(Figure record listings)
§ §
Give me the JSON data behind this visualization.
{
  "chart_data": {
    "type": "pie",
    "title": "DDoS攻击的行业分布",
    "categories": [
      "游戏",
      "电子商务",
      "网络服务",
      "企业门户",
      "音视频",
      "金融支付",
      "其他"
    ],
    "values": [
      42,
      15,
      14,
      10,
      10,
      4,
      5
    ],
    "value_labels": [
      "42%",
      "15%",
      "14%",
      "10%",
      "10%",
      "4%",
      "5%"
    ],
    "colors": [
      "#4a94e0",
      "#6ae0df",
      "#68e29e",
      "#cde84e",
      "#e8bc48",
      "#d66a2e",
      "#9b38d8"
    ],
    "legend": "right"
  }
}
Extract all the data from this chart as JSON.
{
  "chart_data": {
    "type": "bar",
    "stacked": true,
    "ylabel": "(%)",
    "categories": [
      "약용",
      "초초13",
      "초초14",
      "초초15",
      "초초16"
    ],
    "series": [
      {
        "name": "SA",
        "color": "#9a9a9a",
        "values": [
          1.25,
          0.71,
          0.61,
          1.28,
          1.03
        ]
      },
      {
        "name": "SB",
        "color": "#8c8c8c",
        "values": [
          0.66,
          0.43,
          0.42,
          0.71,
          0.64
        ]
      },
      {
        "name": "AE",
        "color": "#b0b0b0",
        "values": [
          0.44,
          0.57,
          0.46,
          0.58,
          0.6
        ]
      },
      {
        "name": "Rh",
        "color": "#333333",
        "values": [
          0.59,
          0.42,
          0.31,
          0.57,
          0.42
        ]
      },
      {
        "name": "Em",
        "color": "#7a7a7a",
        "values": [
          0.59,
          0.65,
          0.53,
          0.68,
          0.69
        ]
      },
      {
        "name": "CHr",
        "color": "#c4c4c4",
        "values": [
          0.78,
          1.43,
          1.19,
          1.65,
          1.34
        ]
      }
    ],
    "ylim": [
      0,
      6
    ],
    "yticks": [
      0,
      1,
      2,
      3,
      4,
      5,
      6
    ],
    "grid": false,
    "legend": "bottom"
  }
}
§ §
### Task to carry out
Extract the data in full. Keep it word for word.

### Result of this task
Give me the JSON data behind this visualization.
{
  "chart_data": {
    "type": "pie",
    "title": "DDoS攻击的行业分布",
    "categories": [
      "游戏",
      "电子商务",
      "网络服务",
      "企业门户",
      "音视频",
      "金融支付",
      "其他"
    ],
    "values": [
      42,
      15,
      14,
      10,
      10,
      4,
      5
    ],
    "value_labels": [
      "42%",
      "15%",
      "14%",
      "10%",
      "10%",
      "4%",
      "5%"
    ],
    "colors": [
      "#4a94e0",
      "#6ae0df",
      "#68e29e",
      "#cde84e",
      "#e8bc48",
      "#d66a2e",
      "#9b38d8"
    ],
    "legend": "right"
  }
}
Extract all the data from this chart as JSON.
{
  "chart_data": {
    "type": "bar",
    "stacked": true,
    "ylabel": "(%)",
    "categories": [
      "약용",
      "초초13",
      "초초14",
      "초초15",
      "초초16"
    ],
    "series": [
      {
        "name": "SA",
        "color": "#9a9a9a",
        "values": [
          1.25,
          0.71,
          0.61,
          1.28,
          1.03
        ]
      },
      {
        "name": "SB",
        "color": "#8c8c8c",
        "values": [
          0.66,
          0.43,
          0.42,
          0.71,
          0.64
        ]
      },
      {
        "name": "AE",
        "color": "#b0b0b0",
        "values": [
          0.44,
          0.57,
          0.46,
          0.58,
          0.6
        ]
      },
      {
        "name": "Rh",
        "color": "#333333",
        "values": [
          0.59,
          0.42,
          0.31,
          0.57,
          0.42
        ]
      },
      {
        "name": "Em",
        "color": "#7a7a7a",
        "values": [
          0.59,
          0.65,
          0.53,
          0.68,
          0.69
        ]
      },
      {
        "name": "CHr",
        "color": "#c4c4c4",
        "values": [
          0.78,
          1.43,
          1.19,
          1.65,
          1.34
        ]
      }
    ],
    "ylim": [
      0,
      6
    ],
    "yticks": [
      0,
      1,
      2,
      3,
      4,
      5,
      6
    ],
    "grid": false,
    "legend": "bottom"
  }
}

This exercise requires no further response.